TASK TO CARRY OUT: Set the data below down again, exactly, with every picture left out.

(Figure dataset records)

╔══

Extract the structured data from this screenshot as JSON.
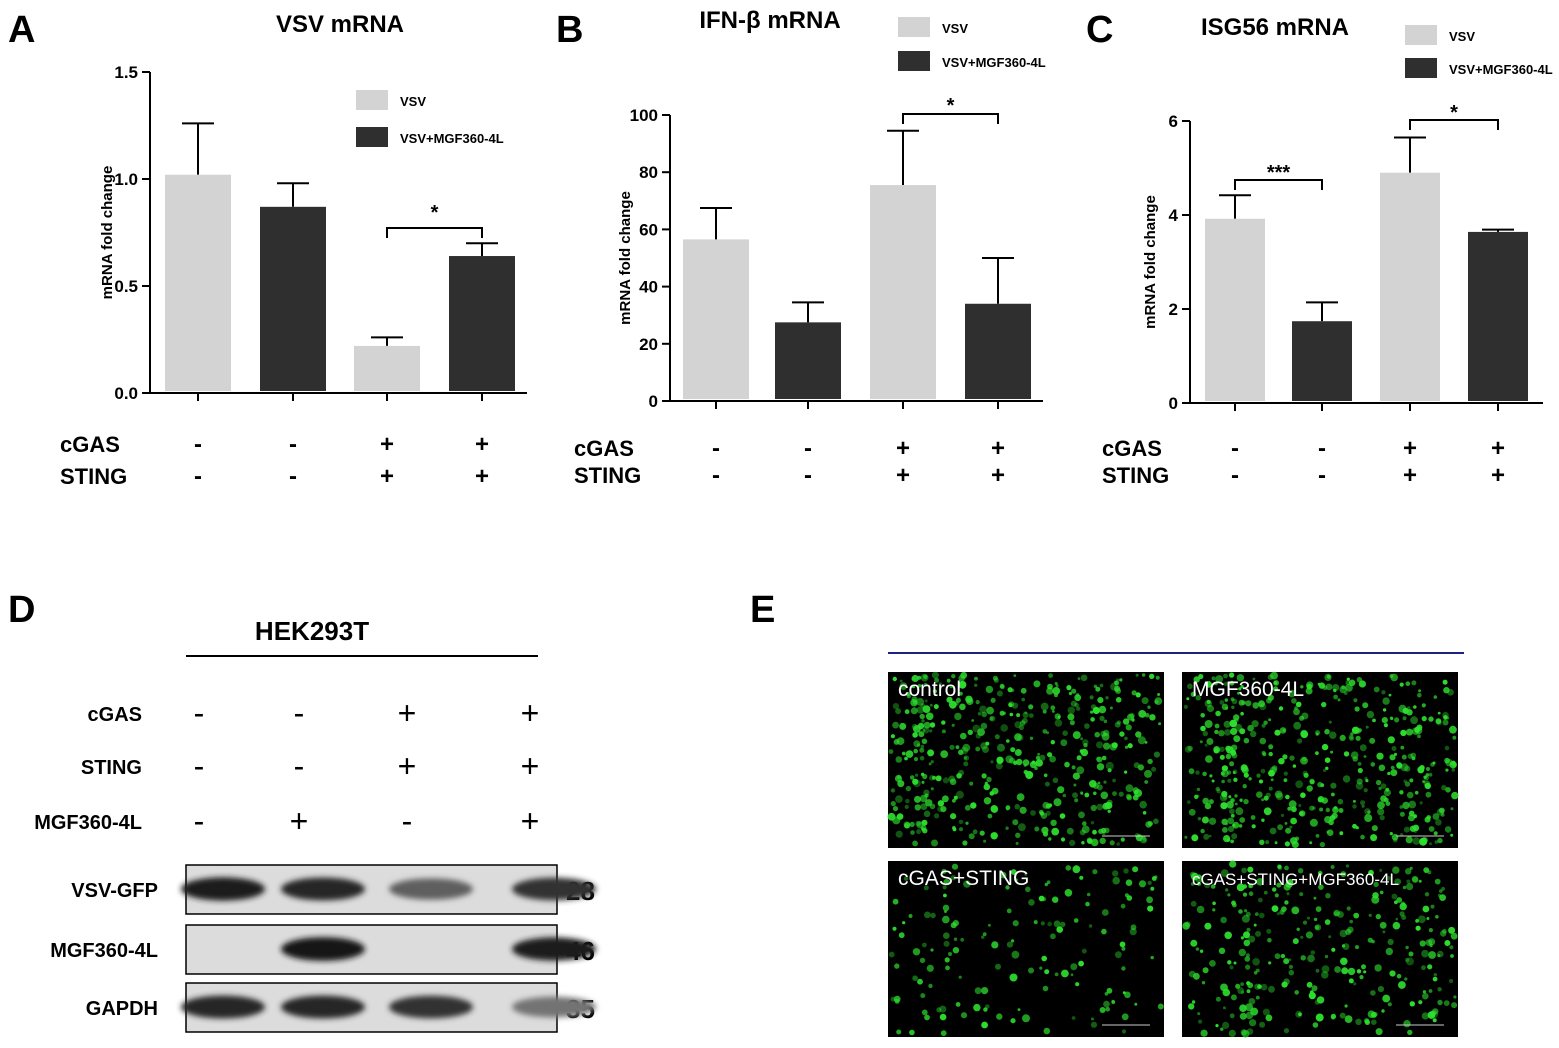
{
  "colors": {
    "vsv": "#d3d3d3",
    "vsv_mgf": "#2f2f2f",
    "axis": "#000000",
    "fluor": "#2ee02e",
    "divider": "#1a237e"
  },
  "panels": {
    "A": {
      "letter": "A"
    },
    "B": {
      "letter": "B"
    },
    "C": {
      "letter": "C"
    },
    "D": {
      "letter": "D",
      "cell_line": "HEK293T",
      "rows": [
        {
          "label": "cGAS",
          "signs": [
            "-",
            "-",
            "+",
            "+"
          ]
        },
        {
          "label": "STING",
          "signs": [
            "-",
            "-",
            "+",
            "+"
          ]
        },
        {
          "label": "MGF360-4L",
          "signs": [
            "-",
            "+",
            "-",
            "+"
          ]
        }
      ],
      "blots": [
        {
          "label": "VSV-GFP",
          "kda": "28",
          "intensity": [
            0.9,
            0.85,
            0.55,
            0.8
          ]
        },
        {
          "label": "MGF360-4L",
          "kda": "46",
          "intensity": [
            0,
            0.95,
            0,
            0.9
          ]
        },
        {
          "label": "GAPDH",
          "kda": "35",
          "intensity": [
            0.85,
            0.85,
            0.8,
            0.45
          ]
        }
      ]
    },
    "E": {
      "letter": "E",
      "images": [
        {
          "label": "control",
          "density": 0.9
        },
        {
          "label": "MGF360-4L",
          "density": 0.9
        },
        {
          "label": "cGAS+STING",
          "density": 0.3
        },
        {
          "label": "cGAS+STING+MGF360-4L",
          "density": 0.6
        }
      ]
    }
  },
  "chart_data": [
    {
      "type": "bar",
      "title": "VSV mRNA",
      "ylabel": "mRNA fold change",
      "ylim": [
        0,
        1.5
      ],
      "yticks": [
        "0.0",
        "0.5",
        "1.0",
        "1.5"
      ],
      "groups": [
        {
          "cGAS": "-",
          "STING": "-"
        },
        {
          "cGAS": "-",
          "STING": "-"
        },
        {
          "cGAS": "+",
          "STING": "+"
        },
        {
          "cGAS": "+",
          "STING": "+"
        }
      ],
      "series": [
        {
          "name": "VSV",
          "positions": [
            0,
            2
          ],
          "values": [
            1.02,
            0.22
          ],
          "errors": [
            0.24,
            0.04
          ]
        },
        {
          "name": "VSV+MGF360-4L",
          "positions": [
            1,
            3
          ],
          "values": [
            0.87,
            0.64
          ],
          "errors": [
            0.11,
            0.06
          ]
        }
      ],
      "significance": [
        {
          "from": 2,
          "to": 3,
          "label": "*"
        }
      ],
      "legend": "top-right"
    },
    {
      "type": "bar",
      "title": "IFN-β mRNA",
      "ylabel": "mRNA fold change",
      "ylim": [
        0,
        100
      ],
      "yticks": [
        "0",
        "20",
        "40",
        "60",
        "80",
        "100"
      ],
      "groups": [
        {
          "cGAS": "-",
          "STING": "-"
        },
        {
          "cGAS": "-",
          "STING": "-"
        },
        {
          "cGAS": "+",
          "STING": "+"
        },
        {
          "cGAS": "+",
          "STING": "+"
        }
      ],
      "series": [
        {
          "name": "VSV",
          "positions": [
            0,
            2
          ],
          "values": [
            56.5,
            75.5
          ],
          "errors": [
            11,
            19
          ]
        },
        {
          "name": "VSV+MGF360-4L",
          "positions": [
            1,
            3
          ],
          "values": [
            27.5,
            34
          ],
          "errors": [
            7,
            16
          ]
        }
      ],
      "significance": [
        {
          "from": 2,
          "to": 3,
          "label": "*"
        }
      ],
      "legend": "top-right"
    },
    {
      "type": "bar",
      "title": "ISG56 mRNA",
      "ylabel": "mRNA fold change",
      "ylim": [
        0,
        6
      ],
      "yticks": [
        "0",
        "2",
        "4",
        "6"
      ],
      "groups": [
        {
          "cGAS": "-",
          "STING": "-"
        },
        {
          "cGAS": "-",
          "STING": "-"
        },
        {
          "cGAS": "+",
          "STING": "+"
        },
        {
          "cGAS": "+",
          "STING": "+"
        }
      ],
      "series": [
        {
          "name": "VSV",
          "positions": [
            0,
            2
          ],
          "values": [
            3.92,
            4.9
          ],
          "errors": [
            0.5,
            0.75
          ]
        },
        {
          "name": "VSV+MGF360-4L",
          "positions": [
            1,
            3
          ],
          "values": [
            1.74,
            3.64
          ],
          "errors": [
            0.4,
            0.05
          ]
        }
      ],
      "significance": [
        {
          "from": 0,
          "to": 1,
          "label": "***"
        },
        {
          "from": 2,
          "to": 3,
          "label": "*"
        }
      ],
      "legend": "top-right"
    }
  ]
}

╚══

WRITTEN SOLUTION:
Extract the structured data from this screenshot as JSON.
{
  "colors": {
    "vsv": "#d3d3d3",
    "vsv_mgf": "#2f2f2f",
    "axis": "#000000",
    "fluor": "#2ee02e",
    "divider": "#1a237e"
  },
  "panels": {
    "A": {
      "letter": "A"
    },
    "B": {
      "letter": "B"
    },
    "C": {
      "letter": "C"
    },
    "D": {
      "letter": "D",
      "cell_line": "HEK293T",
      "rows": [
        {
          "label": "cGAS",
          "signs": [
            "-",
            "-",
            "+",
            "+"
          ]
        },
        {
          "label": "STING",
          "signs": [
            "-",
            "-",
            "+",
            "+"
          ]
        },
        {
          "label": "MGF360-4L",
          "signs": [
            "-",
            "+",
            "-",
            "+"
          ]
        }
      ],
      "blots": [
        {
          "label": "VSV-GFP",
          "kda": "28",
          "intensity": [
            0.9,
            0.85,
            0.55,
            0.8
          ]
        },
        {
          "label": "MGF360-4L",
          "kda": "46",
          "intensity": [
            0,
            0.95,
            0,
            0.9
          ]
        },
        {
          "label": "GAPDH",
          "kda": "35",
          "intensity": [
            0.85,
            0.85,
            0.8,
            0.45
          ]
        }
      ]
    },
    "E": {
      "letter": "E",
      "images": [
        {
          "label": "control",
          "density": 0.9
        },
        {
          "label": "MGF360-4L",
          "density": 0.9
        },
        {
          "label": "cGAS+STING",
          "density": 0.3
        },
        {
          "label": "cGAS+STING+MGF360-4L",
          "density": 0.6
        }
      ]
    }
  },
  "chart_data": [
    {
      "type": "bar",
      "title": "VSV mRNA",
      "ylabel": "mRNA fold change",
      "ylim": [
        0,
        1.5
      ],
      "yticks": [
        "0.0",
        "0.5",
        "1.0",
        "1.5"
      ],
      "groups": [
        {
          "cGAS": "-",
          "STING": "-"
        },
        {
          "cGAS": "-",
          "STING": "-"
        },
        {
          "cGAS": "+",
          "STING": "+"
        },
        {
          "cGAS": "+",
          "STING": "+"
        }
      ],
      "series": [
        {
          "name": "VSV",
          "positions": [
            0,
            2
          ],
          "values": [
            1.02,
            0.22
          ],
          "errors": [
            0.24,
            0.04
          ]
        },
        {
          "name": "VSV+MGF360-4L",
          "positions": [
            1,
            3
          ],
          "values": [
            0.87,
            0.64
          ],
          "errors": [
            0.11,
            0.06
          ]
        }
      ],
      "significance": [
        {
          "from": 2,
          "to": 3,
          "label": "*"
        }
      ],
      "legend": "top-right"
    },
    {
      "type": "bar",
      "title": "IFN-β mRNA",
      "ylabel": "mRNA fold change",
      "ylim": [
        0,
        100
      ],
      "yticks": [
        "0",
        "20",
        "40",
        "60",
        "80",
        "100"
      ],
      "groups": [
        {
          "cGAS": "-",
          "STING": "-"
        },
        {
          "cGAS": "-",
          "STING": "-"
        },
        {
          "cGAS": "+",
          "STING": "+"
        },
        {
          "cGAS": "+",
          "STING": "+"
        }
      ],
      "series": [
        {
          "name": "VSV",
          "positions": [
            0,
            2
          ],
          "values": [
            56.5,
            75.5
          ],
          "errors": [
            11,
            19
          ]
        },
        {
          "name": "VSV+MGF360-4L",
          "positions": [
            1,
            3
          ],
          "values": [
            27.5,
            34
          ],
          "errors": [
            7,
            16
          ]
        }
      ],
      "significance": [
        {
          "from": 2,
          "to": 3,
          "label": "*"
        }
      ],
      "legend": "top-right"
    },
    {
      "type": "bar",
      "title": "ISG56 mRNA",
      "ylabel": "mRNA fold change",
      "ylim": [
        0,
        6
      ],
      "yticks": [
        "0",
        "2",
        "4",
        "6"
      ],
      "groups": [
        {
          "cGAS": "-",
          "STING": "-"
        },
        {
          "cGAS": "-",
          "STING": "-"
        },
        {
          "cGAS": "+",
          "STING": "+"
        },
        {
          "cGAS": "+",
          "STING": "+"
        }
      ],
      "series": [
        {
          "name": "VSV",
          "positions": [
            0,
            2
          ],
          "values": [
            3.92,
            4.9
          ],
          "errors": [
            0.5,
            0.75
          ]
        },
        {
          "name": "VSV+MGF360-4L",
          "positions": [
            1,
            3
          ],
          "values": [
            1.74,
            3.64
          ],
          "errors": [
            0.4,
            0.05
          ]
        }
      ],
      "significance": [
        {
          "from": 0,
          "to": 1,
          "label": "***"
        },
        {
          "from": 2,
          "to": 3,
          "label": "*"
        }
      ],
      "legend": "top-right"
    }
  ]
}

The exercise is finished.